• Set exercise: Please copy every line of the records below without changing a character, and leave out the pictures.

++++++++++++++++++++

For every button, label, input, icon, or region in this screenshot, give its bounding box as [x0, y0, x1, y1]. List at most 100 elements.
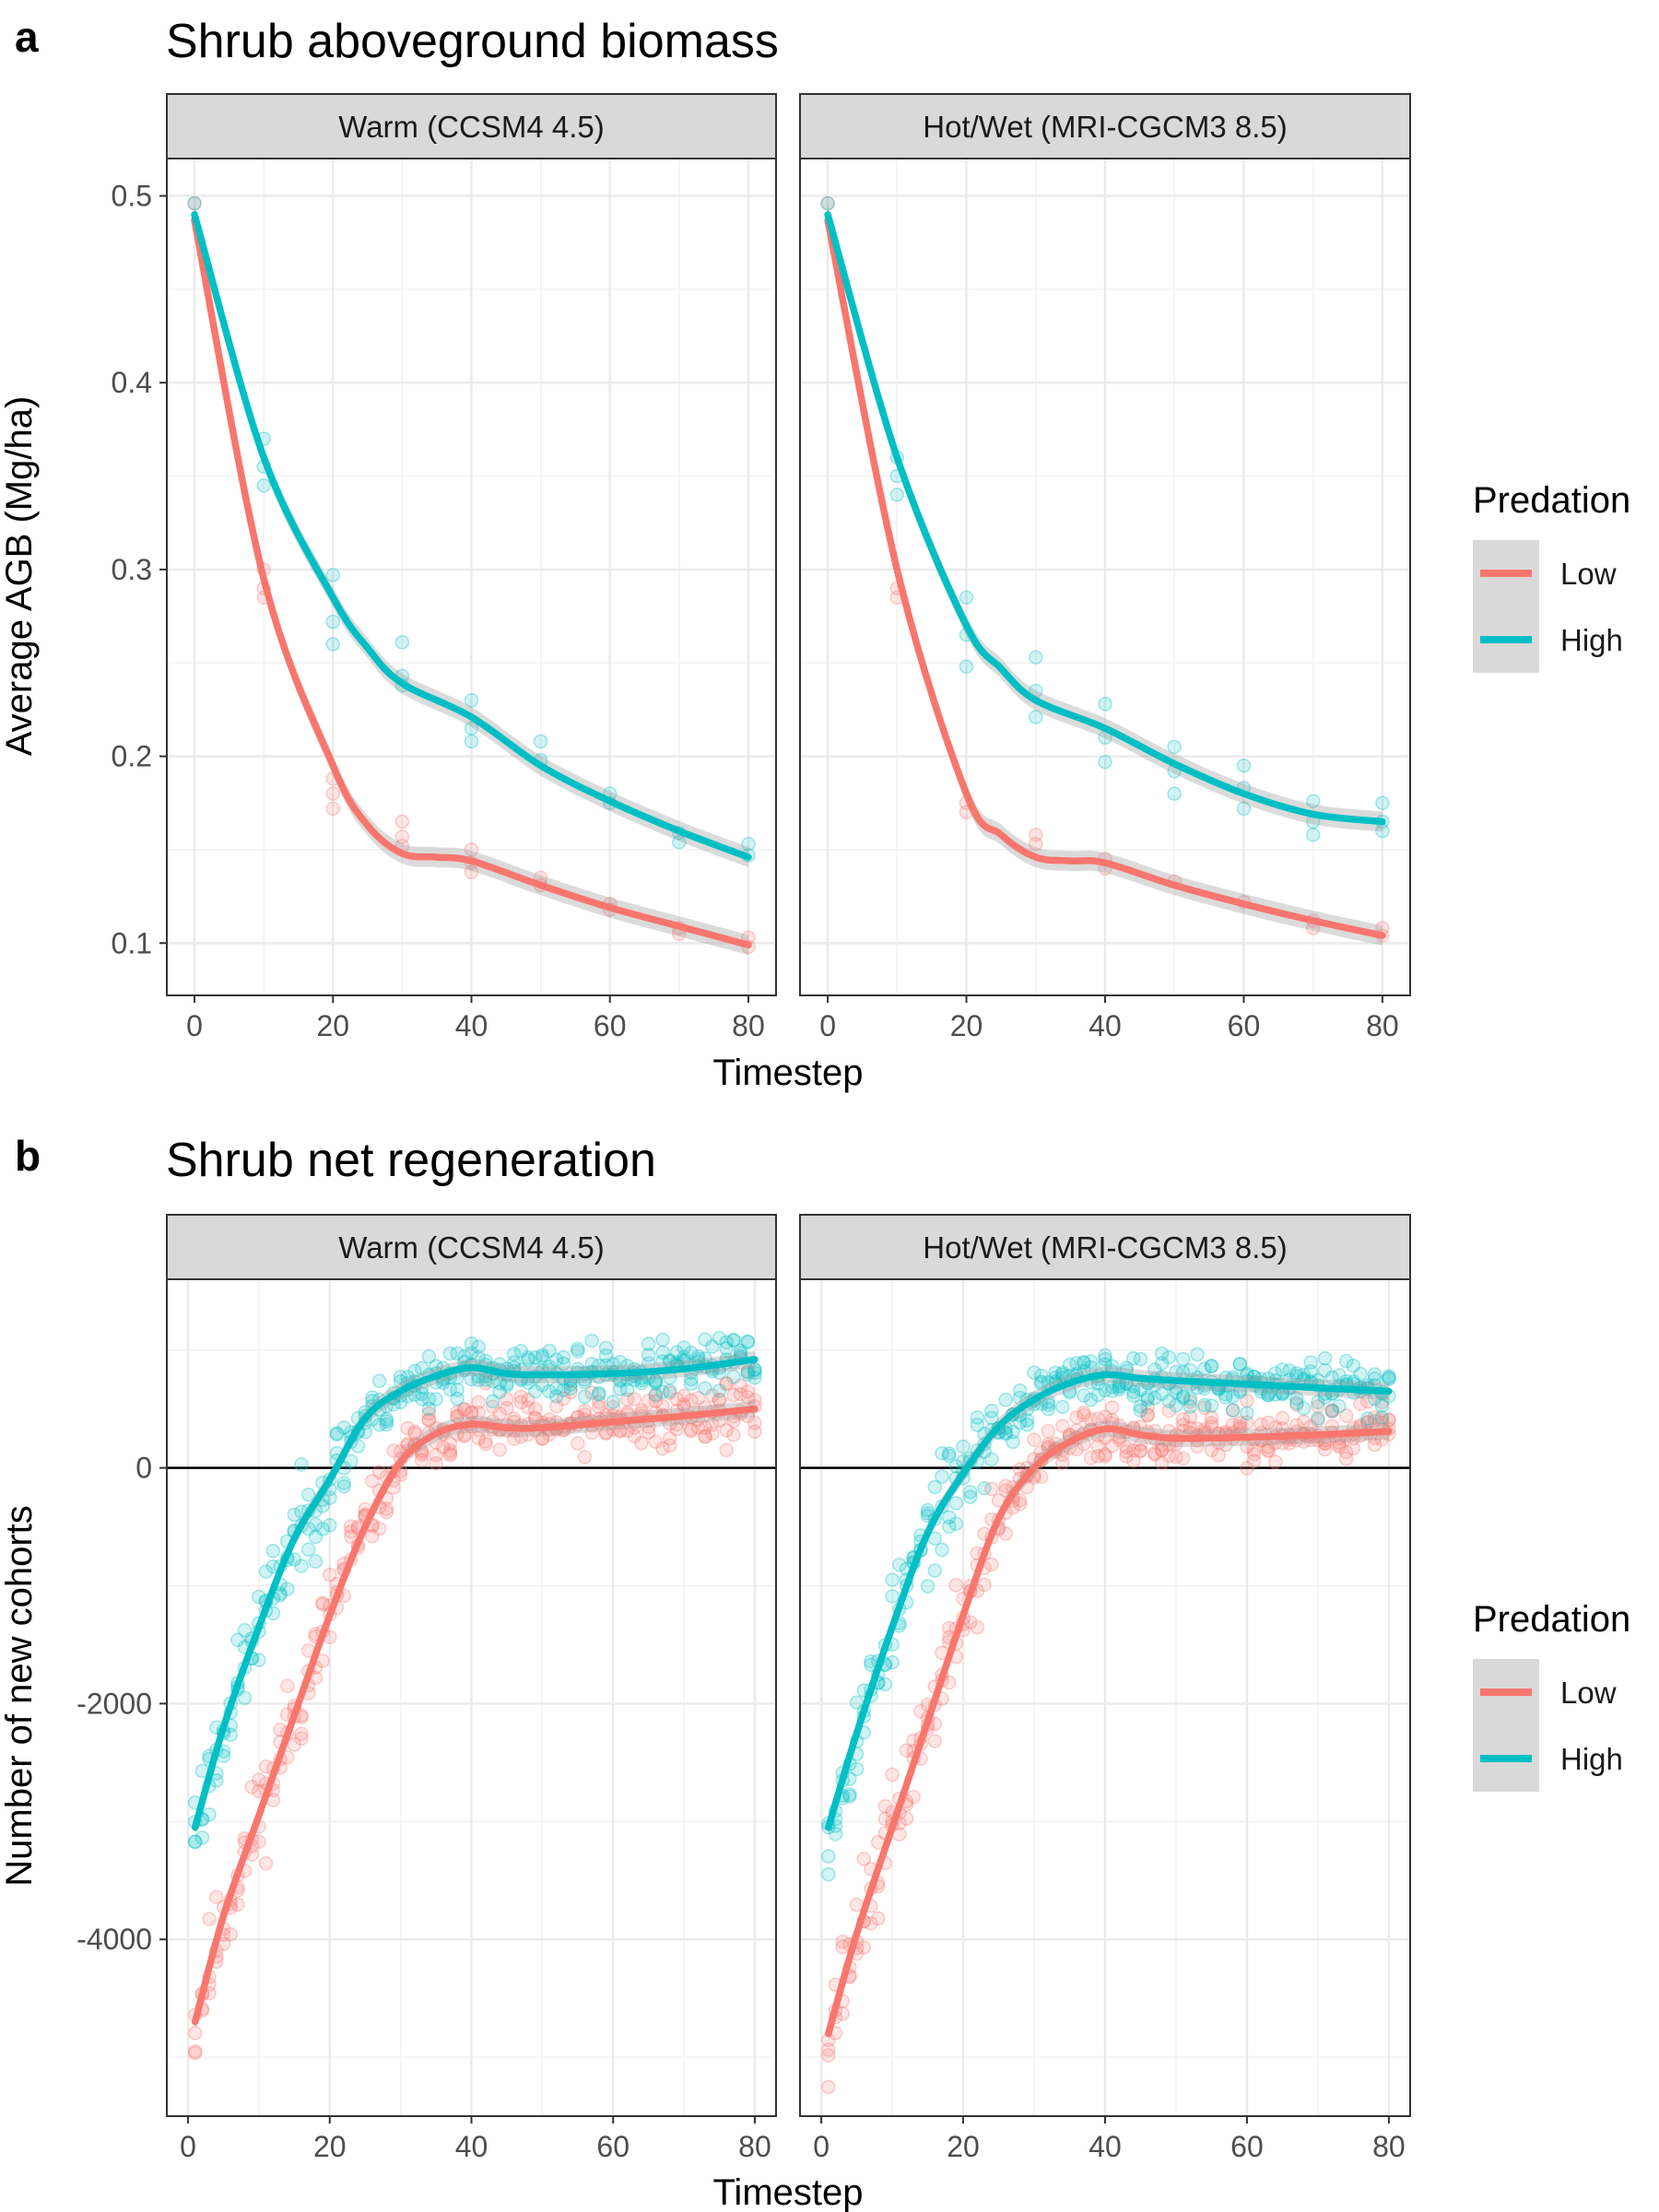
data-point [1055, 1365, 1070, 1381]
data-point [948, 1459, 964, 1474]
data-point [308, 1529, 324, 1545]
data-point [464, 1406, 479, 1421]
data-point [513, 1344, 529, 1359]
data-point [835, 1935, 850, 1949]
y-tick-label: 0 [135, 1452, 152, 1485]
data-point [533, 734, 548, 749]
data-point [548, 1352, 564, 1368]
data-point [365, 1390, 380, 1406]
data-point [471, 1430, 486, 1446]
data-point [1167, 739, 1182, 755]
data-point [1175, 1451, 1191, 1466]
data-point [1267, 1366, 1283, 1381]
data-point [1006, 1424, 1020, 1440]
data-point [464, 1346, 479, 1360]
data-point [400, 1420, 416, 1436]
data-point [1119, 1440, 1134, 1455]
data-point [1275, 1362, 1290, 1377]
data-point [506, 1431, 522, 1447]
data-point [407, 1387, 422, 1402]
data-point [325, 568, 341, 582]
data-point [698, 1429, 712, 1444]
facet-strip [799, 93, 1411, 159]
y-tick-label: 0.1 [112, 926, 152, 959]
data-point [394, 829, 410, 844]
data-point [669, 1345, 685, 1360]
data-point [877, 1798, 893, 1814]
data-point [1289, 1366, 1304, 1381]
data-point [712, 1393, 727, 1408]
data-point [712, 1383, 727, 1398]
data-point [1048, 1365, 1063, 1381]
data-point [1104, 1438, 1120, 1453]
data-point [970, 1418, 985, 1432]
data-point [1225, 1389, 1241, 1404]
data-point [1197, 1361, 1212, 1377]
data-point [1175, 1418, 1191, 1432]
data-point [442, 1447, 458, 1463]
data-point [577, 1403, 593, 1418]
data-point [747, 1370, 762, 1385]
data-point [379, 1412, 394, 1427]
data-point [856, 1940, 872, 1955]
data-point [258, 1855, 274, 1871]
data-point [344, 1524, 359, 1539]
data-point [899, 1743, 914, 1759]
data-point [287, 1737, 302, 1752]
data-point [684, 1345, 699, 1360]
data-point [379, 1417, 394, 1432]
x-tick-label: 40 [1088, 1009, 1122, 1042]
data-point [325, 614, 341, 629]
data-point [606, 1394, 620, 1409]
data-point [1367, 1371, 1382, 1386]
data-point [1282, 1363, 1297, 1378]
data-point [315, 1596, 330, 1612]
data-point [1112, 1378, 1127, 1394]
data-point [521, 1350, 535, 1365]
data-point [1167, 786, 1182, 801]
data-point [1353, 1396, 1368, 1412]
facet-strip-label: Hot/Wet (MRI-CGCM3 8.5) [923, 1230, 1287, 1265]
data-point [577, 1450, 593, 1465]
data-point [571, 1436, 585, 1451]
data-point [244, 1779, 259, 1794]
data-point [740, 1367, 756, 1382]
data-point [1154, 1442, 1170, 1458]
data-point [1232, 1357, 1248, 1371]
data-point [500, 1392, 514, 1406]
data-point [1240, 1406, 1254, 1421]
data-point [1367, 1437, 1382, 1453]
data-point [648, 1394, 664, 1408]
data-point [641, 1336, 656, 1351]
data-point [492, 1442, 507, 1457]
data-point [726, 1333, 741, 1348]
data-point [563, 1377, 578, 1392]
data-point [1324, 1403, 1340, 1418]
data-point [1154, 1442, 1170, 1457]
data-point [592, 1394, 606, 1409]
data-point [485, 1394, 500, 1409]
data-point [1133, 1443, 1148, 1458]
series-high [821, 1346, 1396, 1882]
data-point [457, 1429, 472, 1443]
data-point [1346, 1441, 1361, 1456]
data-point [429, 1455, 443, 1471]
data-point [655, 1441, 670, 1456]
data-point [970, 1410, 985, 1425]
data-point [672, 835, 687, 850]
data-point [464, 842, 479, 857]
data-point [889, 488, 905, 502]
data-point [187, 2026, 203, 2041]
data-point [1098, 1357, 1112, 1372]
data-point [1246, 1442, 1262, 1458]
data-point [1275, 1410, 1290, 1426]
data-point [414, 1447, 429, 1463]
data-point [712, 1392, 727, 1407]
data-point [719, 1442, 734, 1458]
data-point [820, 195, 835, 211]
data-point [1289, 1369, 1304, 1383]
data-point [956, 1439, 971, 1454]
data-point [1324, 1404, 1340, 1419]
data-point [1261, 1415, 1276, 1430]
data-point [1204, 1410, 1219, 1425]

++++++++++++++++++++

• Response:
For every button, label, input, icon, or region in this screenshot, give its bounding box as [x0, y0, x1, y1]. List at most 100 elements.
data-point [1055, 1365, 1070, 1381]
data-point [948, 1459, 964, 1474]
data-point [308, 1529, 324, 1545]
data-point [464, 1406, 479, 1421]
data-point [513, 1344, 529, 1359]
data-point [835, 1935, 850, 1949]
y-tick-label: 0 [135, 1452, 152, 1485]
data-point [533, 734, 548, 749]
data-point [548, 1352, 564, 1368]
data-point [365, 1390, 380, 1406]
data-point [471, 1430, 486, 1446]
data-point [1167, 739, 1182, 755]
data-point [1175, 1451, 1191, 1466]
data-point [1267, 1366, 1283, 1381]
data-point [1006, 1424, 1020, 1440]
data-point [464, 1346, 479, 1360]
data-point [400, 1420, 416, 1436]
data-point [1119, 1440, 1134, 1455]
data-point [1275, 1362, 1290, 1377]
data-point [506, 1431, 522, 1447]
data-point [407, 1387, 422, 1402]
data-point [325, 568, 341, 582]
data-point [698, 1429, 712, 1444]
facet-strip [799, 93, 1411, 159]
y-tick-label: 0.1 [112, 926, 152, 959]
data-point [394, 829, 410, 844]
data-point [669, 1345, 685, 1360]
data-point [877, 1798, 893, 1814]
data-point [1289, 1366, 1304, 1381]
data-point [712, 1393, 727, 1408]
data-point [712, 1383, 727, 1398]
data-point [1048, 1365, 1063, 1381]
data-point [1104, 1438, 1120, 1453]
data-point [970, 1418, 985, 1432]
data-point [1225, 1389, 1241, 1404]
data-point [1197, 1361, 1212, 1377]
data-point [1175, 1418, 1191, 1432]
data-point [442, 1447, 458, 1463]
data-point [577, 1403, 593, 1418]
data-point [747, 1370, 762, 1385]
data-point [379, 1412, 394, 1427]
data-point [856, 1940, 872, 1955]
data-point [258, 1855, 274, 1871]
data-point [344, 1524, 359, 1539]
data-point [899, 1743, 914, 1759]
data-point [287, 1737, 302, 1752]
data-point [684, 1345, 699, 1360]
data-point [379, 1417, 394, 1432]
x-tick-label: 40 [1088, 1009, 1122, 1042]
data-point [325, 614, 341, 629]
data-point [606, 1394, 620, 1409]
data-point [1367, 1371, 1382, 1386]
data-point [1282, 1363, 1297, 1378]
data-point [315, 1596, 330, 1612]
data-point [1112, 1378, 1127, 1394]
data-point [521, 1350, 535, 1365]
data-point [1167, 786, 1182, 801]
data-point [1353, 1396, 1368, 1412]
facet-strip-label: Hot/Wet (MRI-CGCM3 8.5) [923, 1230, 1287, 1265]
data-point [577, 1450, 593, 1465]
data-point [571, 1436, 585, 1451]
data-point [244, 1779, 259, 1794]
data-point [740, 1367, 756, 1382]
data-point [1154, 1442, 1170, 1458]
data-point [1232, 1357, 1248, 1371]
data-point [500, 1392, 514, 1406]
data-point [1240, 1406, 1254, 1421]
data-point [1367, 1437, 1382, 1453]
data-point [648, 1394, 664, 1408]
data-point [641, 1336, 656, 1351]
data-point [492, 1442, 507, 1457]
data-point [726, 1333, 741, 1348]
data-point [563, 1377, 578, 1392]
data-point [1324, 1403, 1340, 1418]
data-point [1154, 1442, 1170, 1457]
data-point [592, 1394, 606, 1409]
data-point [485, 1394, 500, 1409]
data-point [1133, 1443, 1148, 1458]
series-high [821, 1346, 1396, 1882]
data-point [457, 1429, 472, 1443]
data-point [1346, 1441, 1361, 1456]
data-point [429, 1455, 443, 1471]
data-point [655, 1441, 670, 1456]
data-point [970, 1410, 985, 1425]
data-point [672, 835, 687, 850]
data-point [464, 842, 479, 857]
data-point [889, 488, 905, 502]
data-point [187, 2026, 203, 2041]
data-point [1098, 1357, 1112, 1372]
data-point [1246, 1442, 1262, 1458]
data-point [1275, 1410, 1290, 1426]
data-point [414, 1447, 429, 1463]
data-point [712, 1392, 727, 1407]
data-point [719, 1442, 734, 1458]
data-point [820, 195, 835, 211]
data-point [1289, 1369, 1304, 1383]
data-point [956, 1439, 971, 1454]
data-point [1324, 1404, 1340, 1419]
data-point [1261, 1415, 1276, 1430]
data-point [1204, 1410, 1219, 1425]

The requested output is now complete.